Stated goal: Search the material below for the word "ylabel" and copy every line in which it occurs.

Records for the exercise:
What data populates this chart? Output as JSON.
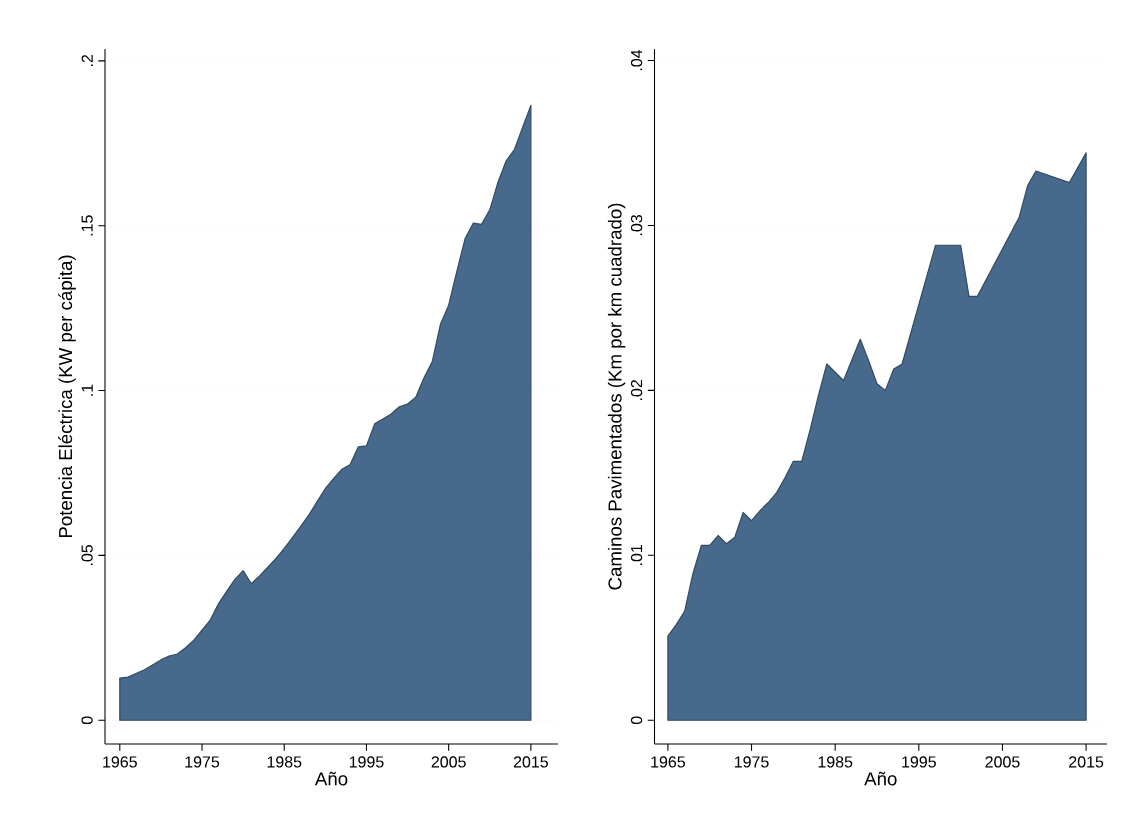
{
  "chart_data": [
    {
      "type": "area",
      "color": "#476a8c",
      "grid": "y",
      "xlabel": "Año",
      "ylabel": "Potencia Eléctrica (KW per cápita)",
      "x": [
        1965,
        1966,
        1968,
        1970,
        1971,
        1972,
        1973,
        1974,
        1975,
        1976,
        1977,
        1978,
        1979,
        1980,
        1981,
        1982,
        1983,
        1984,
        1985,
        1986,
        1987,
        1988,
        1989,
        1990,
        1991,
        1992,
        1993,
        1994,
        1995,
        1996,
        1997,
        1998,
        1999,
        2000,
        2001,
        2002,
        2003,
        2004,
        2005,
        2006,
        2007,
        2008,
        2009,
        2010,
        2011,
        2012,
        2013,
        2014,
        2015
      ],
      "values": [
        0.0128,
        0.0131,
        0.0153,
        0.0183,
        0.0195,
        0.0201,
        0.022,
        0.0243,
        0.0273,
        0.0304,
        0.0353,
        0.0391,
        0.0427,
        0.0454,
        0.0414,
        0.0438,
        0.0464,
        0.0491,
        0.0521,
        0.0554,
        0.0588,
        0.0623,
        0.0663,
        0.0703,
        0.0733,
        0.0761,
        0.0775,
        0.0829,
        0.0832,
        0.0899,
        0.0914,
        0.0929,
        0.0951,
        0.0959,
        0.098,
        0.1039,
        0.1087,
        0.1201,
        0.1259,
        0.1362,
        0.1461,
        0.1508,
        0.1504,
        0.1548,
        0.1632,
        0.1697,
        0.1731,
        0.1799,
        0.1865
      ],
      "xlim": [
        1963.2,
        2018.3
      ],
      "ylim": [
        -0.0072,
        0.2036
      ],
      "xticks": [
        1965,
        1975,
        1985,
        1995,
        2005,
        2015
      ],
      "yticks": [
        0,
        {
          "value": 0.05,
          "label": ".05"
        },
        {
          "value": 0.1,
          "label": ".1"
        },
        {
          "value": 0.15,
          "label": ".15"
        },
        {
          "value": 0.2,
          "label": ".2"
        }
      ]
    },
    {
      "type": "area",
      "color": "#476a8c",
      "grid": "y",
      "xlabel": "Año",
      "ylabel": "Caminos Pavimentados (Km por km cuadrado)",
      "x": [
        1965,
        1966,
        1967,
        1968,
        1969,
        1970,
        1971,
        1972,
        1973,
        1974,
        1975,
        1976,
        1977,
        1978,
        1979,
        1980,
        1981,
        1982,
        1983,
        1984,
        1986,
        1988,
        1989,
        1990,
        1991,
        1992,
        1993,
        1997,
        2000,
        2001,
        2002,
        2007,
        2008,
        2009,
        2013,
        2015
      ],
      "values": [
        0.0051,
        0.0058,
        0.0066,
        0.0089,
        0.0106,
        0.0106,
        0.0112,
        0.0107,
        0.0111,
        0.0126,
        0.0121,
        0.0127,
        0.0132,
        0.0138,
        0.0147,
        0.0157,
        0.0157,
        0.0176,
        0.0197,
        0.0216,
        0.0206,
        0.0231,
        0.0218,
        0.0204,
        0.02,
        0.0213,
        0.0216,
        0.0288,
        0.0288,
        0.0257,
        0.0257,
        0.0305,
        0.0324,
        0.0333,
        0.0326,
        0.0344
      ],
      "xlim": [
        1963.4,
        2017.5
      ],
      "ylim": [
        -0.00144,
        0.0407
      ],
      "xticks": [
        1965,
        1975,
        1985,
        1995,
        2005,
        2015
      ],
      "yticks": [
        0,
        {
          "value": 0.01,
          "label": ".01"
        },
        {
          "value": 0.02,
          "label": ".02"
        },
        {
          "value": 0.03,
          "label": ".03"
        },
        {
          "value": 0.04,
          "label": ".04"
        }
      ]
    }
  ]
}
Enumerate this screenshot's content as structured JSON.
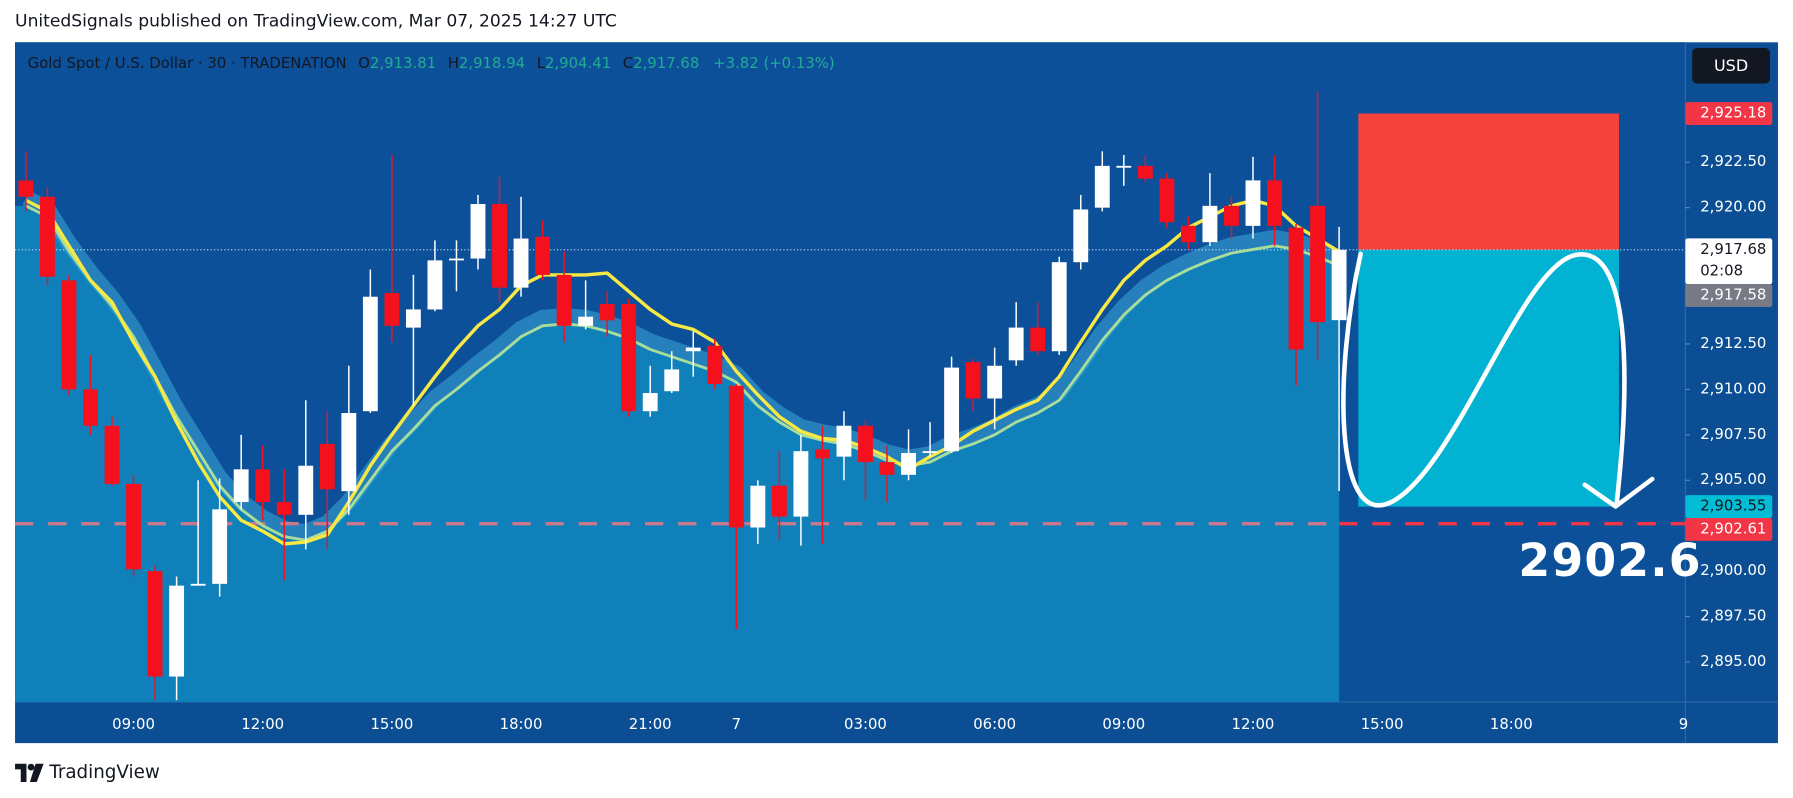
{
  "header": {
    "title": "UnitedSignals published on TradingView.com, Mar 07, 2025 14:27 UTC"
  },
  "chart_data": {
    "type": "candlestick",
    "legend": {
      "symbol": "Gold Spot / U.S. Dollar · 30 · TRADENATION",
      "o": "O",
      "open": "2,913.81",
      "h": "H",
      "high": "2,918.94",
      "l": "L",
      "low": "2,904.41",
      "c": "C",
      "close": "2,917.68",
      "change": "+3.82 (+0.13%)"
    },
    "currency": "USD",
    "categories": [
      null,
      null,
      null,
      null,
      null,
      "09:00",
      null,
      null,
      null,
      null,
      null,
      "12:00",
      null,
      null,
      null,
      null,
      null,
      "15:00",
      null,
      null,
      null,
      null,
      null,
      "18:00",
      null,
      null,
      null,
      null,
      null,
      "21:00",
      null,
      null,
      null,
      "7",
      null,
      null,
      null,
      null,
      null,
      "03:00",
      null,
      null,
      null,
      null,
      null,
      "06:00",
      null,
      null,
      null,
      null,
      null,
      "09:00",
      null,
      null,
      null,
      null,
      null,
      "12:00",
      null,
      null,
      null,
      null
    ],
    "future_categories": [
      null,
      "15:00",
      null,
      null,
      null,
      null,
      null,
      "18:00",
      null,
      null,
      null,
      null,
      null,
      null,
      null,
      "9"
    ],
    "open": [
      2921.5,
      2920.6,
      2916.0,
      2910.0,
      2908.0,
      2904.8,
      2900.0,
      2894.2,
      2899.2,
      2899.3,
      2903.8,
      2905.6,
      2903.8,
      2903.1,
      2907.0,
      2904.4,
      2908.8,
      2915.3,
      2913.4,
      2914.4,
      2917.1,
      2917.2,
      2920.2,
      2915.6,
      2918.4,
      2916.3,
      2913.5,
      2914.7,
      2914.7,
      2908.8,
      2909.9,
      2912.1,
      2912.4,
      2910.2,
      2902.4,
      2904.7,
      2903.0,
      2906.7,
      2906.3,
      2908.0,
      2906.0,
      2905.3,
      2906.5,
      2906.6,
      2911.5,
      2909.5,
      2911.6,
      2913.4,
      2912.1,
      2917.0,
      2920.0,
      2922.2,
      2922.3,
      2921.6,
      2919.0,
      2918.1,
      2920.1,
      2919.0,
      2921.5,
      2918.9,
      2920.1,
      2913.81
    ],
    "high": [
      2923.1,
      2921.1,
      2916.3,
      2911.9,
      2908.5,
      2905.3,
      2900.3,
      2899.7,
      2905.0,
      2905.1,
      2907.5,
      2906.9,
      2905.6,
      2909.4,
      2908.8,
      2911.3,
      2916.6,
      2922.9,
      2916.3,
      2918.2,
      2918.2,
      2920.7,
      2921.7,
      2920.6,
      2919.3,
      2917.6,
      2916.0,
      2915.4,
      2915.0,
      2911.3,
      2912.1,
      2913.2,
      2912.8,
      2910.3,
      2905.0,
      2906.6,
      2907.5,
      2908.0,
      2908.8,
      2908.3,
      2906.9,
      2907.8,
      2908.2,
      2911.8,
      2911.7,
      2912.3,
      2914.8,
      2914.8,
      2917.3,
      2920.7,
      2923.1,
      2922.9,
      2922.9,
      2921.9,
      2919.5,
      2921.9,
      2920.6,
      2922.8,
      2922.9,
      2919.1,
      2926.4,
      2918.94
    ],
    "low": [
      2919.8,
      2915.7,
      2909.7,
      2907.5,
      2904.7,
      2899.7,
      2892.9,
      2892.9,
      2899.2,
      2898.6,
      2903.4,
      2902.8,
      2899.5,
      2901.2,
      2901.2,
      2903.1,
      2908.7,
      2912.6,
      2909.1,
      2914.3,
      2915.4,
      2916.6,
      2914.8,
      2915.1,
      2916.0,
      2912.6,
      2913.3,
      2912.9,
      2908.5,
      2908.5,
      2909.8,
      2910.7,
      2910.0,
      2896.8,
      2901.5,
      2901.7,
      2901.4,
      2901.5,
      2905.0,
      2903.9,
      2903.8,
      2905.0,
      2906.3,
      2906.5,
      2908.8,
      2907.8,
      2911.3,
      2911.9,
      2911.9,
      2916.6,
      2919.8,
      2921.2,
      2921.4,
      2918.9,
      2917.7,
      2917.9,
      2918.3,
      2918.3,
      2917.9,
      2910.2,
      2911.6,
      2904.41
    ],
    "close": [
      2920.6,
      2916.2,
      2910.0,
      2908.0,
      2904.8,
      2900.1,
      2894.2,
      2899.2,
      2899.3,
      2903.4,
      2905.6,
      2903.8,
      2903.1,
      2905.8,
      2904.5,
      2908.7,
      2915.1,
      2913.5,
      2914.4,
      2917.1,
      2917.2,
      2920.2,
      2915.6,
      2918.3,
      2916.3,
      2913.5,
      2914.0,
      2913.8,
      2908.8,
      2909.8,
      2911.1,
      2912.3,
      2910.3,
      2902.4,
      2904.7,
      2903.0,
      2906.6,
      2906.2,
      2908.0,
      2906.0,
      2905.3,
      2906.5,
      2906.6,
      2911.2,
      2909.5,
      2911.3,
      2913.4,
      2912.1,
      2917.0,
      2919.9,
      2922.3,
      2922.3,
      2921.6,
      2919.2,
      2918.1,
      2920.1,
      2919.0,
      2921.5,
      2919.0,
      2912.2,
      2913.7,
      2917.68
    ],
    "up_color": "#ffffff",
    "down_color": "#f5101e",
    "lines": [
      {
        "color": "#a9dd9a",
        "area_color": "#0f80b9",
        "band_color": "#3aa8d8",
        "values": [
          2920.1,
          2919.5,
          2917.6,
          2916.0,
          2914.6,
          2912.9,
          2910.7,
          2908.5,
          2906.6,
          2904.7,
          2903.4,
          2902.5,
          2901.9,
          2901.7,
          2902.2,
          2903.4,
          2905.0,
          2906.6,
          2907.8,
          2909.1,
          2910.0,
          2911.0,
          2911.9,
          2912.9,
          2913.5,
          2913.6,
          2913.5,
          2913.2,
          2912.8,
          2912.2,
          2911.8,
          2911.4,
          2911.0,
          2910.4,
          2909.1,
          2908.2,
          2907.5,
          2907.2,
          2907.0,
          2906.6,
          2906.1,
          2905.8,
          2906.0,
          2906.6,
          2907.0,
          2907.5,
          2908.2,
          2908.7,
          2909.4,
          2911.0,
          2912.7,
          2914.1,
          2915.2,
          2916.0,
          2916.6,
          2917.1,
          2917.5,
          2917.7,
          2917.9,
          2917.7,
          2917.3,
          2916.8
        ]
      },
      {
        "color": "#f7e843",
        "values": [
          2920.4,
          2919.8,
          2917.9,
          2916.0,
          2914.8,
          2912.6,
          2910.7,
          2908.2,
          2906.0,
          2904.1,
          2902.8,
          2902.2,
          2901.5,
          2901.6,
          2902.0,
          2903.8,
          2905.8,
          2907.5,
          2909.1,
          2910.7,
          2912.2,
          2913.5,
          2914.4,
          2915.7,
          2916.3,
          2916.3,
          2916.3,
          2916.4,
          2915.4,
          2914.4,
          2913.6,
          2913.3,
          2912.6,
          2911.0,
          2909.7,
          2908.5,
          2907.7,
          2907.3,
          2907.2,
          2906.8,
          2906.3,
          2905.6,
          2906.3,
          2906.9,
          2907.7,
          2908.3,
          2908.9,
          2909.4,
          2910.7,
          2912.6,
          2914.4,
          2916.0,
          2917.1,
          2917.9,
          2918.9,
          2919.5,
          2920.1,
          2920.4,
          2920.1,
          2919.0,
          2918.3,
          2917.58
        ]
      }
    ],
    "ylim": [
      2892.8,
      2929.1
    ],
    "yticks": [
      {
        "value": 2895,
        "label": "2,895.00"
      },
      {
        "value": 2897.5,
        "label": "2,897.50"
      },
      {
        "value": 2900,
        "label": "2,900.00"
      },
      {
        "value": 2905,
        "label": "2,905.00"
      },
      {
        "value": 2907.5,
        "label": "2,907.50"
      },
      {
        "value": 2910,
        "label": "2,910.00"
      },
      {
        "value": 2912.5,
        "label": "2,912.50"
      },
      {
        "value": 2920,
        "label": "2,920.00"
      },
      {
        "value": 2922.5,
        "label": "2,922.50"
      }
    ],
    "position": {
      "stop": 2925.18,
      "entry": 2917.68,
      "target": 2903.55,
      "stop_color": "#f5433c",
      "target_color": "#02b2d2"
    },
    "level": {
      "value": 2902.61,
      "color": "#f23645",
      "faded_color": "#c9788c"
    },
    "price_tags": [
      {
        "value": 2925.18,
        "label": "2,925.18",
        "color": "#f23645"
      },
      {
        "value": 2917.68,
        "label": "2,917.68",
        "sub": "02:08",
        "color": "#ffffff",
        "text_color": "#131722"
      },
      {
        "value": 2917.58,
        "label": "2,917.58",
        "color": "#787b86"
      },
      {
        "value": 2903.55,
        "label": "2,903.55",
        "color": "#00bcd4",
        "text_color": "#131722"
      },
      {
        "value": 2902.61,
        "label": "2,902.61",
        "color": "#f23645"
      }
    ],
    "annotation": "2902.6"
  },
  "footer": {
    "brand": "TradingView"
  }
}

Task answer:
      "ylabel": "Potencia Eléctrica (KW per cápita)",
      "ylabel": "Caminos Pavimentados (Km por km cuadrado)",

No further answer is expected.